Identify the lines bearing the string "axis" and gather them.
==============================
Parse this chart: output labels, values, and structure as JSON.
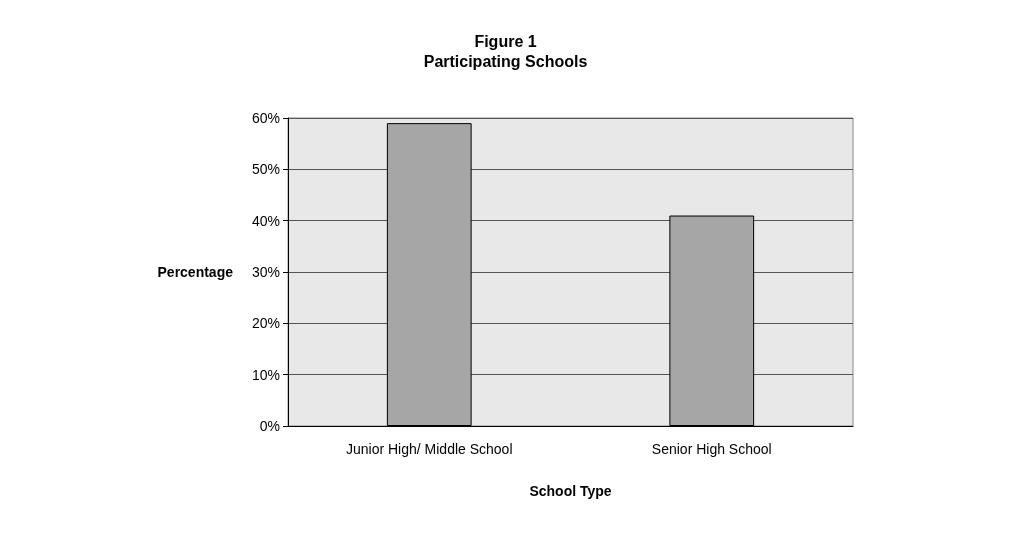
{
  "chart_data": {
    "type": "bar",
    "title": "Figure 1\nParticipating Schools",
    "xlabel": "School Type",
    "ylabel": "Percentage",
    "categories": [
      "Junior High/ Middle School",
      "Senior High School"
    ],
    "values": [
      59,
      41
    ],
    "color": "#a6a6a6",
    "ylim": [
      0,
      60
    ],
    "yticks": [
      {
        "value": 0,
        "label": "0%"
      },
      {
        "value": 10,
        "label": "10%"
      },
      {
        "value": 20,
        "label": "20%"
      },
      {
        "value": 30,
        "label": "30%"
      },
      {
        "value": 40,
        "label": "40%"
      },
      {
        "value": 50,
        "label": "50%"
      },
      {
        "value": 60,
        "label": "60%"
      }
    ],
    "grid": "y"
  }
}
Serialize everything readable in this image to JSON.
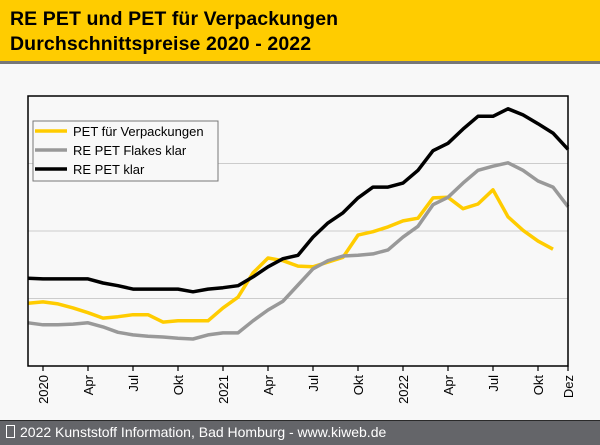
{
  "header": {
    "title_line1": "RE PET und PET für Verpackungen",
    "title_line2": "Durchschnittspreise 2020 - 2022",
    "background_color": "#ffcc00"
  },
  "footer": {
    "copyright_icon": "copyright-glyph-missing-box",
    "text": "2022 Kunststoff Information, Bad Homburg - www.kiweb.de"
  },
  "chart_data": {
    "type": "line",
    "title": "RE PET und PET für Verpackungen Durchschnittspreise 2020 - 2022",
    "xlabel": "",
    "ylabel": "",
    "y_units": "relative index (no y-axis labels shown; gridlines at 1, 2, 3)",
    "ylim": [
      0,
      4
    ],
    "y_gridlines": [
      1,
      2,
      3
    ],
    "grid": true,
    "legend_position": "top-left",
    "x": [
      "Dez 2019",
      "Jan 2020",
      "Feb 2020",
      "Mär 2020",
      "Apr 2020",
      "Mai 2020",
      "Jun 2020",
      "Jul 2020",
      "Aug 2020",
      "Sep 2020",
      "Okt 2020",
      "Nov 2020",
      "Dez 2020",
      "Jan 2021",
      "Feb 2021",
      "Mär 2021",
      "Apr 2021",
      "Mai 2021",
      "Jun 2021",
      "Jul 2021",
      "Aug 2021",
      "Sep 2021",
      "Okt 2021",
      "Nov 2021",
      "Dez 2021",
      "Jan 2022",
      "Feb 2022",
      "Mär 2022",
      "Apr 2022",
      "Mai 2022",
      "Jun 2022",
      "Jul 2022",
      "Aug 2022",
      "Sep 2022",
      "Okt 2022",
      "Nov 2022",
      "Dez 2022"
    ],
    "x_ticks": [
      {
        "label": "2020",
        "index": 1
      },
      {
        "label": "Apr",
        "index": 4
      },
      {
        "label": "Jul",
        "index": 7
      },
      {
        "label": "Okt",
        "index": 10
      },
      {
        "label": "2021",
        "index": 13
      },
      {
        "label": "Apr",
        "index": 16
      },
      {
        "label": "Jul",
        "index": 19
      },
      {
        "label": "Okt",
        "index": 22
      },
      {
        "label": "2022",
        "index": 25
      },
      {
        "label": "Apr",
        "index": 28
      },
      {
        "label": "Jul",
        "index": 31
      },
      {
        "label": "Okt",
        "index": 34
      },
      {
        "label": "Dez",
        "index": 36
      }
    ],
    "series": [
      {
        "name": "PET für Verpackungen",
        "color": "#ffcc00",
        "values": [
          0.93,
          0.95,
          0.92,
          0.86,
          0.79,
          0.71,
          0.73,
          0.76,
          0.76,
          0.65,
          0.67,
          0.67,
          0.67,
          0.86,
          1.02,
          1.38,
          1.6,
          1.56,
          1.48,
          1.47,
          1.54,
          1.61,
          1.94,
          1.99,
          2.06,
          2.15,
          2.19,
          2.49,
          2.5,
          2.33,
          2.4,
          2.61,
          2.21,
          2.01,
          1.85,
          1.73,
          null
        ]
      },
      {
        "name": "RE PET Flakes klar",
        "color": "#999999",
        "values": [
          0.64,
          0.61,
          0.61,
          0.62,
          0.64,
          0.58,
          0.5,
          0.46,
          0.44,
          0.43,
          0.41,
          0.4,
          0.46,
          0.49,
          0.49,
          0.67,
          0.83,
          0.96,
          1.2,
          1.44,
          1.56,
          1.63,
          1.64,
          1.66,
          1.72,
          1.91,
          2.07,
          2.39,
          2.5,
          2.71,
          2.9,
          2.96,
          3.01,
          2.9,
          2.74,
          2.65,
          2.36
        ]
      },
      {
        "name": "RE PET klar",
        "color": "#000000",
        "values": [
          1.3,
          1.29,
          1.29,
          1.29,
          1.29,
          1.23,
          1.19,
          1.14,
          1.14,
          1.14,
          1.14,
          1.1,
          1.14,
          1.16,
          1.19,
          1.32,
          1.47,
          1.59,
          1.64,
          1.91,
          2.12,
          2.27,
          2.49,
          2.65,
          2.65,
          2.71,
          2.9,
          3.19,
          3.3,
          3.51,
          3.7,
          3.7,
          3.81,
          3.72,
          3.59,
          3.45,
          3.21
        ]
      }
    ]
  }
}
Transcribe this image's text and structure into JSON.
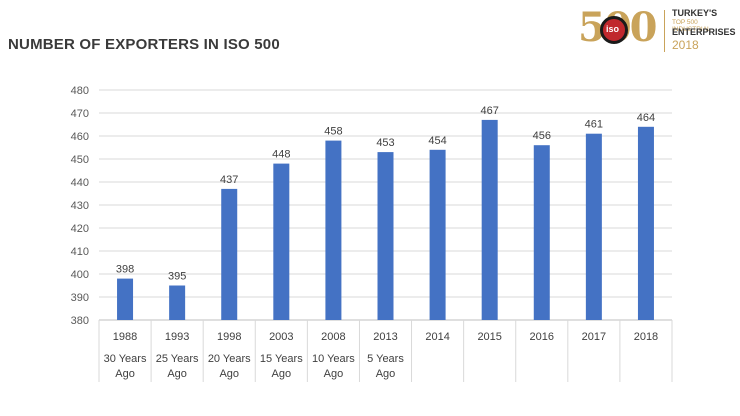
{
  "title": "NUMBER OF EXPORTERS IN ISO 500",
  "logo": {
    "big": "500",
    "badge": "iso",
    "line1": "TURKEY'S",
    "line2": "TOP 500 INDUSTRIAL",
    "line3": "ENTERPRISES",
    "line4": "2018"
  },
  "chart_data": {
    "type": "bar",
    "categories": [
      "1988",
      "1993",
      "1998",
      "2003",
      "2008",
      "2013",
      "2014",
      "2015",
      "2016",
      "2017",
      "2018"
    ],
    "sublabels": [
      "30 Years Ago",
      "25 Years Ago",
      "20 Years Ago",
      "15 Years Ago",
      "10 Years Ago",
      "5 Years Ago",
      "",
      "",
      "",
      "",
      ""
    ],
    "values": [
      398,
      395,
      437,
      448,
      458,
      453,
      454,
      467,
      456,
      461,
      464
    ],
    "data_labels": [
      "398",
      "395",
      "437",
      "448",
      "458",
      "453",
      "454",
      "467",
      "456",
      "461",
      "464"
    ],
    "ylim": [
      380,
      480
    ],
    "yticks": [
      "380",
      "390",
      "400",
      "410",
      "420",
      "430",
      "440",
      "450",
      "460",
      "470",
      "480"
    ],
    "bar_color": "#4472c4",
    "grid": true,
    "legend": "none"
  }
}
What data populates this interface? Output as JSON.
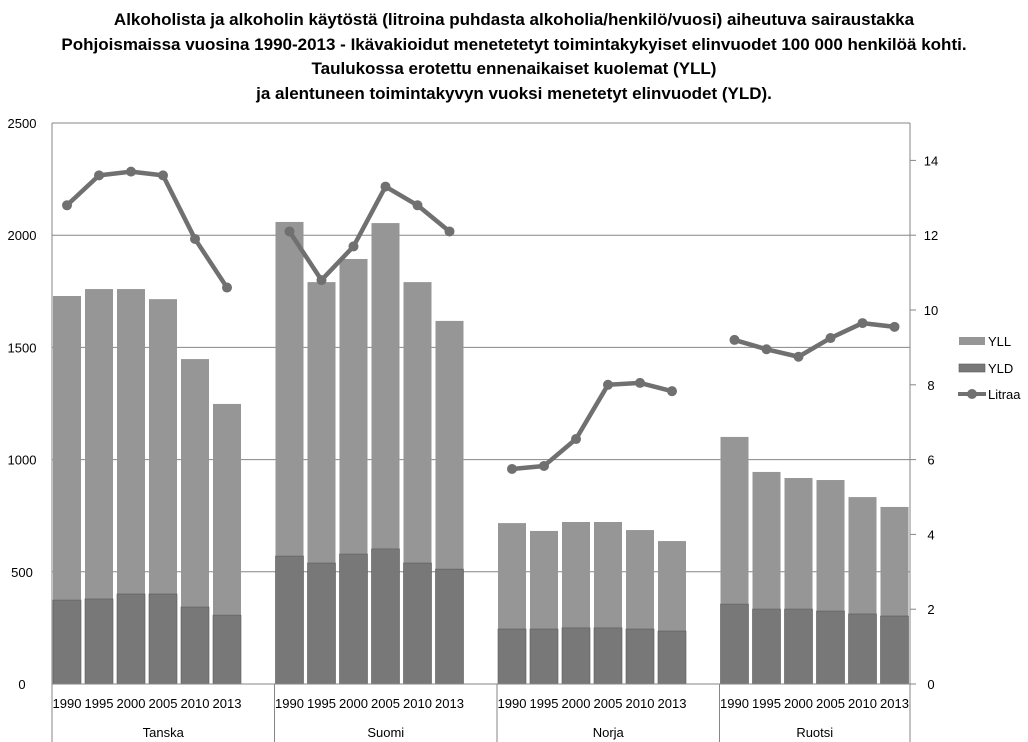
{
  "chart_data": {
    "type": "bar",
    "title_lines": [
      "Alkoholista ja alkoholin käytöstä (litroina puhdasta alkoholia/henkilö/vuosi) aiheutuva sairaustakka",
      "Pohjoismaissa vuosina 1990-2013 - Ikävakioidut menetetetyt toimintakykyiset elinvuodet 100 000 henkilöä kohti.",
      "Taulukossa erotettu ennenaikaiset kuolemat (YLL)",
      "ja alentuneen toimintakyvyn vuoksi menetetyt elinvuodet (YLD)."
    ],
    "groups": [
      "Tanska",
      "Suomi",
      "Norja",
      "Ruotsi"
    ],
    "years": [
      "1990",
      "1995",
      "2000",
      "2005",
      "2010",
      "2013"
    ],
    "stacked": true,
    "y_left": {
      "min": 0,
      "max": 2500,
      "ticks": [
        "0",
        "500",
        "1000",
        "1500",
        "2000",
        "2500"
      ]
    },
    "y_right": {
      "min": 0,
      "max": 15,
      "ticks": [
        "0",
        "2",
        "4",
        "6",
        "8",
        "10",
        "12",
        "14"
      ]
    },
    "grid": true,
    "legend_position": "right",
    "series": [
      {
        "name": "YLL",
        "kind": "bar",
        "axis": "left",
        "color": "#969696",
        "values": [
          [
            1355,
            1381,
            1359,
            1314,
            1105,
            941
          ],
          [
            1489,
            1252,
            1315,
            1452,
            1252,
            1106
          ],
          [
            472,
            437,
            472,
            472,
            441,
            401
          ],
          [
            745,
            611,
            584,
            584,
            521,
            486
          ]
        ]
      },
      {
        "name": "YLD",
        "kind": "bar",
        "axis": "left",
        "color": "#787878",
        "values": [
          [
            374,
            379,
            401,
            401,
            343,
            307
          ],
          [
            570,
            539,
            579,
            602,
            539,
            512
          ],
          [
            245,
            245,
            250,
            250,
            245,
            236
          ],
          [
            356,
            334,
            334,
            325,
            312,
            303
          ]
        ]
      },
      {
        "name": "Litraa",
        "kind": "line",
        "axis": "right",
        "color": "#707070",
        "values": [
          [
            12.8,
            13.6,
            13.7,
            13.6,
            11.9,
            10.6
          ],
          [
            12.1,
            10.8,
            11.7,
            13.3,
            12.8,
            12.1
          ],
          [
            5.75,
            5.83,
            6.55,
            8.0,
            8.05,
            7.83
          ],
          [
            9.2,
            8.95,
            8.75,
            9.25,
            9.65,
            9.55
          ]
        ]
      }
    ]
  }
}
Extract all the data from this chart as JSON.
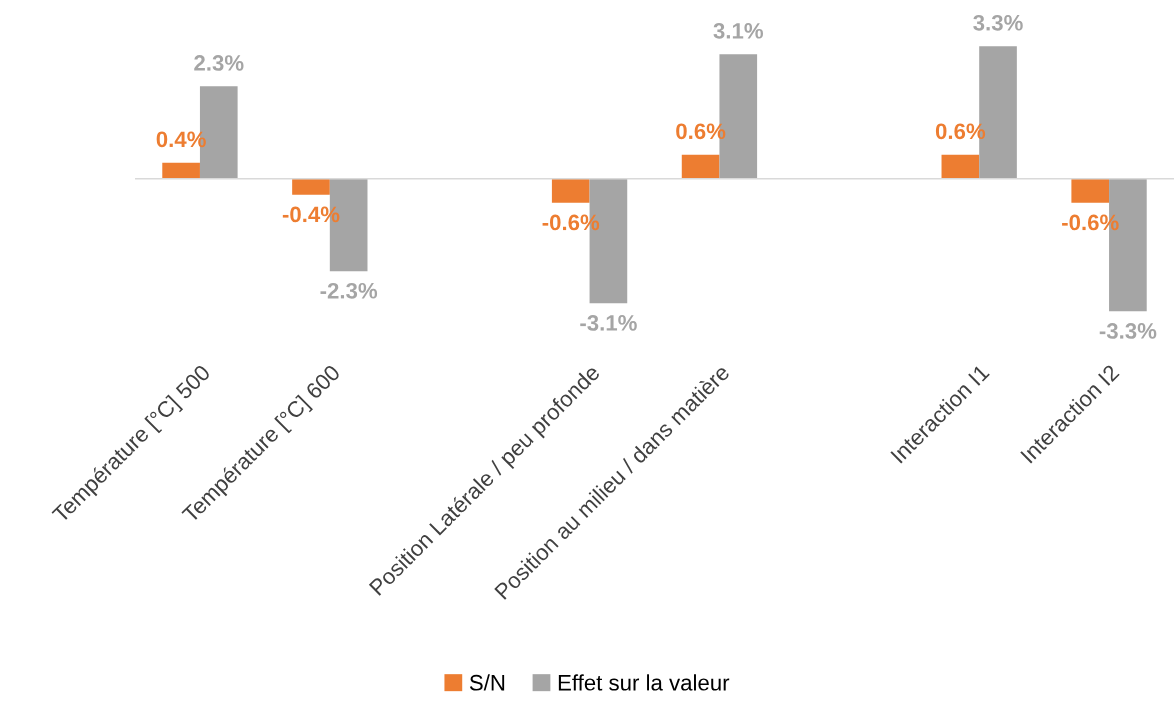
{
  "chart_data": {
    "type": "bar",
    "categories": [
      "Température [°C] 500",
      "Température [°C] 600",
      null,
      "Position Latérale / peu profonde",
      "Position au milieu / dans matière",
      null,
      "Interaction I1",
      "Interaction I2"
    ],
    "series": [
      {
        "name": "S/N",
        "color": "#ed7d31",
        "values": [
          0.4,
          -0.4,
          null,
          -0.6,
          0.6,
          null,
          0.6,
          -0.6
        ],
        "value_labels": [
          "0.4%",
          "-0.4%",
          null,
          "-0.6%",
          "0.6%",
          null,
          "0.6%",
          "-0.6%"
        ]
      },
      {
        "name": "Effet sur la valeur",
        "color": "#a5a5a5",
        "values": [
          2.3,
          -2.3,
          null,
          -3.1,
          3.1,
          null,
          3.3,
          -3.3
        ],
        "value_labels": [
          "2.3%",
          "-2.3%",
          null,
          "-3.1%",
          "3.1%",
          null,
          "3.3%",
          "-3.3%"
        ]
      }
    ],
    "legend": "bottom",
    "grid": false
  }
}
==============================
• The output:
    "y_units": "relative index (no y-axis labels shown; gridlines at 1, 2, 3)",
        "axis": "left",
        "axis": "left",
        "axis": "right",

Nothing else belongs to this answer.